> [Work required]:
Which lines hold the word "kind"? Show each of them.

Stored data
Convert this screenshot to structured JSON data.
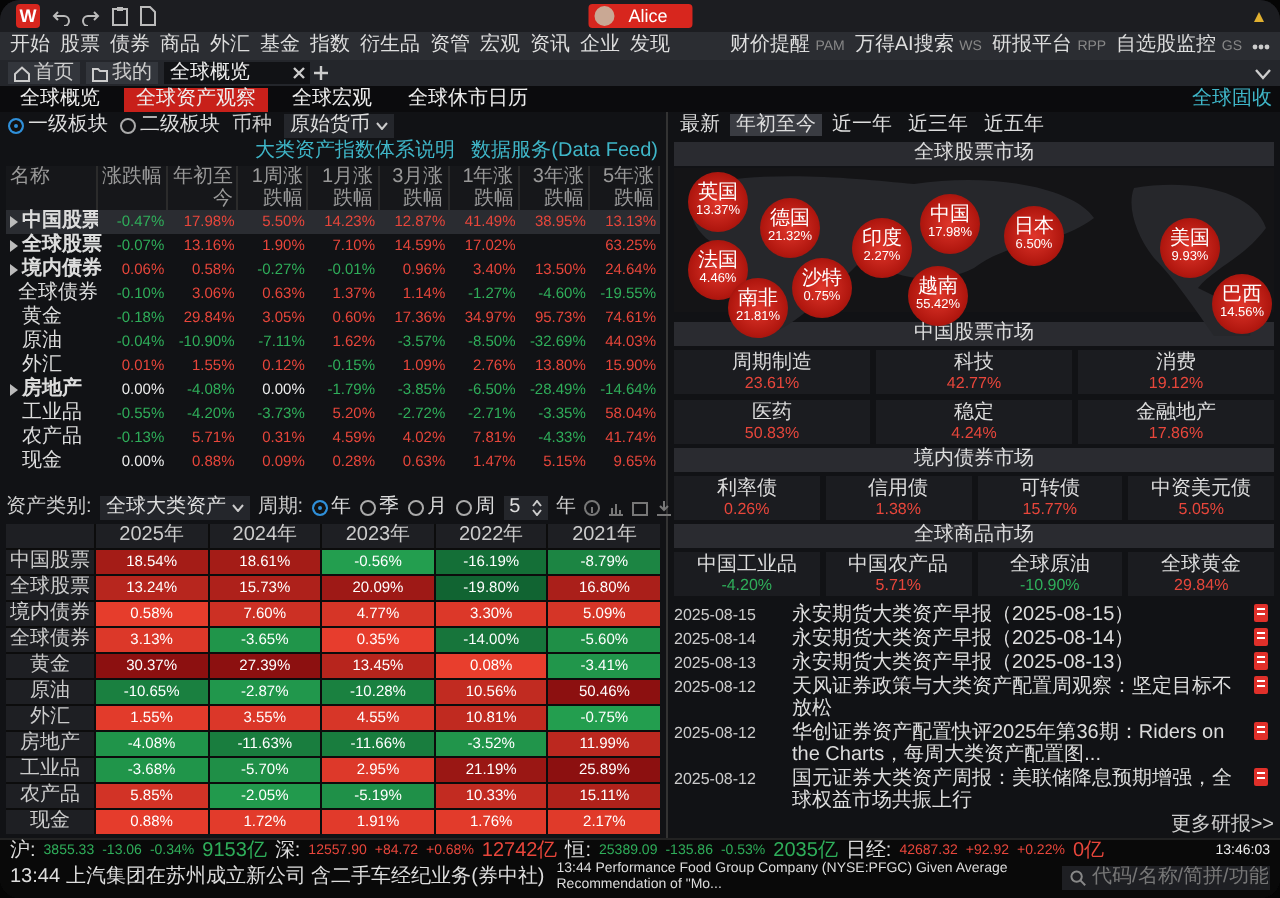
{
  "titlebar": {
    "logo": "W",
    "user": "Alice"
  },
  "menu": {
    "items": [
      "开始",
      "股票",
      "债券",
      "商品",
      "外汇",
      "基金",
      "指数",
      "衍生品",
      "资管",
      "宏观",
      "资讯",
      "企业",
      "发现"
    ],
    "tools": [
      {
        "label": "财价提醒",
        "code": "PAM"
      },
      {
        "label": "万得AI搜索",
        "code": "WS"
      },
      {
        "label": "研报平台",
        "code": "RPP"
      },
      {
        "label": "自选股监控",
        "code": "GS"
      }
    ]
  },
  "tabs": [
    {
      "label": "首页",
      "kind": "home",
      "selected": false
    },
    {
      "label": "我的",
      "kind": "mine",
      "selected": false
    },
    {
      "label": "全球概览",
      "kind": "page",
      "selected": true
    }
  ],
  "subtabs": [
    {
      "label": "全球概览",
      "selected": false
    },
    {
      "label": "全球资产观察",
      "selected": true
    },
    {
      "label": "全球宏观",
      "selected": false
    },
    {
      "label": "全球休市日历",
      "selected": false
    }
  ],
  "subtab_link": "全球固收",
  "overview": {
    "modes": [
      {
        "label": "一级板块",
        "selected": true
      },
      {
        "label": "二级板块",
        "selected": false
      }
    ],
    "currency_label": "币种",
    "currency": "原始货币",
    "links": [
      "大类资产指数体系说明",
      "数据服务(Data Feed)"
    ],
    "columns": [
      "名称",
      "涨跌幅",
      "年初至今",
      "1周涨跌幅",
      "1月涨跌幅",
      "3月涨跌幅",
      "1年涨跌幅",
      "3年涨跌幅",
      "5年涨跌幅"
    ],
    "rows": [
      {
        "name": "中国股票",
        "expandable": true,
        "selected": true,
        "values": [
          "-0.47%",
          "17.98%",
          "5.50%",
          "14.23%",
          "12.87%",
          "41.49%",
          "38.95%",
          "13.13%"
        ]
      },
      {
        "name": "全球股票",
        "expandable": true,
        "selected": false,
        "values": [
          "-0.07%",
          "13.16%",
          "1.90%",
          "7.10%",
          "14.59%",
          "17.02%"
        ],
        "values_after_gap": [
          "63.25%"
        ]
      },
      {
        "name": "境内债券",
        "expandable": true,
        "selected": false,
        "values": [
          "0.06%",
          "0.58%",
          "-0.27%",
          "-0.01%",
          "0.96%",
          "3.40%",
          "13.50%",
          "24.64%"
        ]
      },
      {
        "name": "全球债券",
        "expandable": false,
        "selected": false,
        "values": [
          "-0.10%",
          "3.06%",
          "0.63%",
          "1.37%",
          "1.14%",
          "-1.27%",
          "-4.60%",
          "-19.55%"
        ]
      },
      {
        "name": "黄金",
        "expandable": false,
        "selected": false,
        "values": [
          "-0.18%",
          "29.84%",
          "3.05%",
          "0.60%",
          "17.36%",
          "34.97%",
          "95.73%",
          "74.61%"
        ]
      },
      {
        "name": "原油",
        "expandable": false,
        "selected": false,
        "values": [
          "-0.04%",
          "-10.90%",
          "-7.11%",
          "1.62%",
          "-3.57%",
          "-8.50%",
          "-32.69%",
          "44.03%"
        ]
      },
      {
        "name": "外汇",
        "expandable": false,
        "selected": false,
        "values": [
          "0.01%",
          "1.55%",
          "0.12%",
          "-0.15%",
          "1.09%",
          "2.76%",
          "13.80%",
          "15.90%"
        ]
      },
      {
        "name": "房地产",
        "expandable": true,
        "selected": false,
        "values": [
          "0.00%",
          "-4.08%",
          "0.00%",
          "-1.79%",
          "-3.85%",
          "-6.50%",
          "-28.49%",
          "-14.64%"
        ]
      },
      {
        "name": "工业品",
        "expandable": false,
        "selected": false,
        "values": [
          "-0.55%",
          "-4.20%",
          "-3.73%",
          "5.20%",
          "-2.72%",
          "-2.71%",
          "-3.35%",
          "58.04%"
        ]
      },
      {
        "name": "农产品",
        "expandable": false,
        "selected": false,
        "values": [
          "-0.13%",
          "5.71%",
          "0.31%",
          "4.59%",
          "4.02%",
          "7.81%",
          "-4.33%",
          "41.74%"
        ]
      },
      {
        "name": "现金",
        "expandable": false,
        "selected": false,
        "values": [
          "0.00%",
          "0.88%",
          "0.09%",
          "0.28%",
          "0.63%",
          "1.47%",
          "5.15%",
          "9.65%"
        ]
      }
    ]
  },
  "heatmap": {
    "category_label": "资产类别:",
    "category": "全球大类资产",
    "period_label": "周期:",
    "periods": [
      {
        "label": "年",
        "selected": true
      },
      {
        "label": "季",
        "selected": false
      },
      {
        "label": "月",
        "selected": false
      },
      {
        "label": "周",
        "selected": false
      }
    ],
    "count": "5",
    "unit": "年",
    "columns": [
      "2025年",
      "2024年",
      "2023年",
      "2022年",
      "2021年"
    ],
    "rows": [
      {
        "name": "中国股票",
        "values": [
          "18.54%",
          "18.61%",
          "-0.56%",
          "-16.19%",
          "-8.79%"
        ]
      },
      {
        "name": "全球股票",
        "values": [
          "13.24%",
          "15.73%",
          "20.09%",
          "-19.80%",
          "16.80%"
        ]
      },
      {
        "name": "境内债券",
        "values": [
          "0.58%",
          "7.60%",
          "4.77%",
          "3.30%",
          "5.09%"
        ]
      },
      {
        "name": "全球债券",
        "values": [
          "3.13%",
          "-3.65%",
          "0.35%",
          "-14.00%",
          "-5.60%"
        ]
      },
      {
        "name": "黄金",
        "values": [
          "30.37%",
          "27.39%",
          "13.45%",
          "0.08%",
          "-3.41%"
        ]
      },
      {
        "name": "原油",
        "values": [
          "-10.65%",
          "-2.87%",
          "-10.28%",
          "10.56%",
          "50.46%"
        ]
      },
      {
        "name": "外汇",
        "values": [
          "1.55%",
          "3.55%",
          "4.55%",
          "10.81%",
          "-0.75%"
        ]
      },
      {
        "name": "房地产",
        "values": [
          "-4.08%",
          "-11.63%",
          "-11.66%",
          "-3.52%",
          "11.99%"
        ]
      },
      {
        "name": "工业品",
        "values": [
          "-3.68%",
          "-5.70%",
          "2.95%",
          "21.19%",
          "25.89%"
        ]
      },
      {
        "name": "农产品",
        "values": [
          "5.85%",
          "-2.05%",
          "-5.19%",
          "10.33%",
          "15.11%"
        ]
      },
      {
        "name": "现金",
        "values": [
          "0.88%",
          "1.72%",
          "1.91%",
          "1.76%",
          "2.17%"
        ]
      }
    ]
  },
  "markets": {
    "tabs": [
      {
        "label": "最新",
        "selected": false
      },
      {
        "label": "年初至今",
        "selected": true
      },
      {
        "label": "近一年",
        "selected": false
      },
      {
        "label": "近三年",
        "selected": false
      },
      {
        "label": "近五年",
        "selected": false
      }
    ],
    "sections": [
      {
        "title": "全球股票市场",
        "kind": "map",
        "items": [
          {
            "name": "英国",
            "value": "13.37%"
          },
          {
            "name": "法国",
            "value": "4.46%"
          },
          {
            "name": "南非",
            "value": "21.81%"
          },
          {
            "name": "德国",
            "value": "21.32%"
          },
          {
            "name": "沙特",
            "value": "0.75%"
          },
          {
            "name": "印度",
            "value": "2.27%"
          },
          {
            "name": "中国",
            "value": "17.98%"
          },
          {
            "name": "越南",
            "value": "55.42%"
          },
          {
            "name": "日本",
            "value": "6.50%"
          },
          {
            "name": "美国",
            "value": "9.93%"
          },
          {
            "name": "巴西",
            "value": "14.56%"
          }
        ]
      },
      {
        "title": "中国股票市场",
        "kind": "grid",
        "items": [
          {
            "name": "周期制造",
            "value": "23.61%"
          },
          {
            "name": "科技",
            "value": "42.77%"
          },
          {
            "name": "消费",
            "value": "19.12%"
          },
          {
            "name": "医药",
            "value": "50.83%"
          },
          {
            "name": "稳定",
            "value": "4.24%"
          },
          {
            "name": "金融地产",
            "value": "17.86%"
          }
        ]
      },
      {
        "title": "境内债券市场",
        "kind": "row",
        "items": [
          {
            "name": "利率债",
            "value": "0.26%"
          },
          {
            "name": "信用债",
            "value": "1.38%"
          },
          {
            "name": "可转债",
            "value": "15.77%"
          },
          {
            "name": "中资美元债",
            "value": "5.05%"
          }
        ]
      },
      {
        "title": "全球商品市场",
        "kind": "row",
        "items": [
          {
            "name": "中国工业品",
            "value": "-4.20%"
          },
          {
            "name": "中国农产品",
            "value": "5.71%"
          },
          {
            "name": "全球原油",
            "value": "-10.90%"
          },
          {
            "name": "全球黄金",
            "value": "29.84%"
          }
        ]
      }
    ]
  },
  "reports": {
    "items": [
      {
        "date": "2025-08-15",
        "title": "永安期货大类资产早报（2025-08-15）"
      },
      {
        "date": "2025-08-14",
        "title": "永安期货大类资产早报（2025-08-14）"
      },
      {
        "date": "2025-08-13",
        "title": "永安期货大类资产早报（2025-08-13）"
      },
      {
        "date": "2025-08-12",
        "title": "天风证券政策与大类资产配置周观察：坚定目标不放松"
      },
      {
        "date": "2025-08-12",
        "title": "华创证券资产配置快评2025年第36期：Riders on the Charts，每周大类资产配置图..."
      },
      {
        "date": "2025-08-12",
        "title": "国元证券大类资产周报：美联储降息预期增强，全球权益市场共振上行"
      }
    ],
    "more": "更多研报>>"
  },
  "status_bar": {
    "quotes": [
      {
        "label": "沪:",
        "values": [
          "3855.33",
          "-13.06",
          "-0.34%",
          "9153亿"
        ]
      },
      {
        "label": "深:",
        "values": [
          "12557.90",
          "+84.72",
          "+0.68%",
          "12742亿"
        ]
      },
      {
        "label": "恒:",
        "values": [
          "25389.09",
          "-135.86",
          "-0.53%",
          "2035亿"
        ]
      },
      {
        "label": "日经:",
        "values": [
          "42687.32",
          "+92.92",
          "+0.22%",
          "0亿"
        ]
      }
    ],
    "time": "13:46:03"
  },
  "ticker": [
    "13:44 上汽集团在苏州成立新公司 含二手车经纪业务(券中社)",
    "13:44 Performance Food Group Company (NYSE:PFGC) Given Average Recommendation of \"Mo..."
  ],
  "search": {
    "placeholder": "代码/名称/简拼/功能"
  }
}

> [Written solution]:
      "kind": "home",
      "kind": "mine",
      "kind": "page",
        "kind": "map",
        "kind": "grid",
        "kind": "row",
        "kind": "row",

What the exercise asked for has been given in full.